Format the items below as a JSON list of strings with one string per line, starting at the first line and stopping after the line that contains "x-tick-label: 79 [640, 248, 652, 260]". Include both of those lines and leave out any blank lines.
:::::
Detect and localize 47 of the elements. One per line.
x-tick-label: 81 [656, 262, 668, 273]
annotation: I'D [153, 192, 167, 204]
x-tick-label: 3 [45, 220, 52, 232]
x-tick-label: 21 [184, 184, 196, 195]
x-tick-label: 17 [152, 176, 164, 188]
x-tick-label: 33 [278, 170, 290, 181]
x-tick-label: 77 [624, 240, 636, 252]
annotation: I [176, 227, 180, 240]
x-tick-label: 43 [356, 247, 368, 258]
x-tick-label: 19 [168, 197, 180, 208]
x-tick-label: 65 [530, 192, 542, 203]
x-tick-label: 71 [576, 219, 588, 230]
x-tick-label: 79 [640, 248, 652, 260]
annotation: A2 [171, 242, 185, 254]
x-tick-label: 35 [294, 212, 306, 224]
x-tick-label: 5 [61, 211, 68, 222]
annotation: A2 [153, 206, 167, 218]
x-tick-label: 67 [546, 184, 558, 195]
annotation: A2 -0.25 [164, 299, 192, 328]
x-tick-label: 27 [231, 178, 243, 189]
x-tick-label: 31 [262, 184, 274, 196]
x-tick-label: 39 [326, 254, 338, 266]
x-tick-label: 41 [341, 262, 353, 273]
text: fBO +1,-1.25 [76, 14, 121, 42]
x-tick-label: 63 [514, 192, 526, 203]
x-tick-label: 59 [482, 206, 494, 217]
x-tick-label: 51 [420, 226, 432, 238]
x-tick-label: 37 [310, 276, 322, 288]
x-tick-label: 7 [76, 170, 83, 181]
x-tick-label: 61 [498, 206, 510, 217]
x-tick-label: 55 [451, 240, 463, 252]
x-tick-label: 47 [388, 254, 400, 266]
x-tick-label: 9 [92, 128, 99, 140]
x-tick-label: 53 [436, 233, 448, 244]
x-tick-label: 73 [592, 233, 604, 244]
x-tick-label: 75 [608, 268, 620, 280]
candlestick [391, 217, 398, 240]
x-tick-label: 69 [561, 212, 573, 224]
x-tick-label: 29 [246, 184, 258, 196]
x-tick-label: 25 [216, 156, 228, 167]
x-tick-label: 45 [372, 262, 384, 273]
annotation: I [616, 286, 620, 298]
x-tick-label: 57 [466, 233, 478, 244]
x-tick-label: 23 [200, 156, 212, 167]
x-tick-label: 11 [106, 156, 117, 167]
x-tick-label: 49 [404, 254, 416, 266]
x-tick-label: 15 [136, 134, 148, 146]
:::::
EXERCISE ANSWER =
[
  "Detect and localize 47 of the elements. One per line.",
  "x-tick-label: 81 [656, 262, 668, 273]",
  "annotation: I'D [153, 192, 167, 204]",
  "x-tick-label: 3 [45, 220, 52, 232]",
  "x-tick-label: 21 [184, 184, 196, 195]",
  "x-tick-label: 17 [152, 176, 164, 188]",
  "x-tick-label: 33 [278, 170, 290, 181]",
  "x-tick-label: 77 [624, 240, 636, 252]",
  "annotation: I [176, 227, 180, 240]",
  "x-tick-label: 43 [356, 247, 368, 258]",
  "x-tick-label: 19 [168, 197, 180, 208]",
  "x-tick-label: 65 [530, 192, 542, 203]",
  "x-tick-label: 71 [576, 219, 588, 230]",
  "x-tick-label: 79 [640, 248, 652, 260]"
]